[Part of a data file]
* * *
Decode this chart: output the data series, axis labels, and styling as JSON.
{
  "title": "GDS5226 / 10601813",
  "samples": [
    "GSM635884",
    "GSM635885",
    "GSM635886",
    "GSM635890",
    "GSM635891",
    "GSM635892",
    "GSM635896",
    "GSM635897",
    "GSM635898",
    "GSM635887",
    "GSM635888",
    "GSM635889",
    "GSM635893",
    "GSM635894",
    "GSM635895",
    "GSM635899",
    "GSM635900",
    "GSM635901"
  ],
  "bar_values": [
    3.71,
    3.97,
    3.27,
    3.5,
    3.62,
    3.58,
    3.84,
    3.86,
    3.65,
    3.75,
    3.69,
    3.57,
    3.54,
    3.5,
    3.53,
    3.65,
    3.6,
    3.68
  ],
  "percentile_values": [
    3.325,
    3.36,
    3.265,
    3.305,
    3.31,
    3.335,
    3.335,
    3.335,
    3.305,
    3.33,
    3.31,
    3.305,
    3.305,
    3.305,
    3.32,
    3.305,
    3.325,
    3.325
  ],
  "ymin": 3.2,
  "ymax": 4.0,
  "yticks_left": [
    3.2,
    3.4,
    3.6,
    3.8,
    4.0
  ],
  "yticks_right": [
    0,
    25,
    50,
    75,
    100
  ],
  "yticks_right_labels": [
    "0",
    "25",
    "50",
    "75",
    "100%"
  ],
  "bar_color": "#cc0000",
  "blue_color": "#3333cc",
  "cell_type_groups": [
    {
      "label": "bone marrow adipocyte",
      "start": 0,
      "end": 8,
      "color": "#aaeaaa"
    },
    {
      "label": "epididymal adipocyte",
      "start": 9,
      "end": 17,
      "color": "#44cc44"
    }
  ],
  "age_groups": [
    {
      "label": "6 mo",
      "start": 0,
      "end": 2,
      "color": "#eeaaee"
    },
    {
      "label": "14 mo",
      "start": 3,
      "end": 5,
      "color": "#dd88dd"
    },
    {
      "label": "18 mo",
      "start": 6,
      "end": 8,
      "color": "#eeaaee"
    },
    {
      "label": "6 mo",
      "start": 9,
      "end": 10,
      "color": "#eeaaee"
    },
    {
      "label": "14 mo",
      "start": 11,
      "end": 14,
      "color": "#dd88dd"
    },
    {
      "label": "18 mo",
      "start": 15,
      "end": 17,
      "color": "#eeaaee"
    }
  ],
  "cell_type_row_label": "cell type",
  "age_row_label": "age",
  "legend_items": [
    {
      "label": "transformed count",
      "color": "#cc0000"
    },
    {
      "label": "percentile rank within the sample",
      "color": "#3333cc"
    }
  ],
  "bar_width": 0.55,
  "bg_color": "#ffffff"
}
* * *
§ **The problem**
Collect the complete line wherever the string "adipocyte" appears in the records.

§ **Task result**
      "label": "bone marrow adipocyte",
      "label": "epididymal adipocyte",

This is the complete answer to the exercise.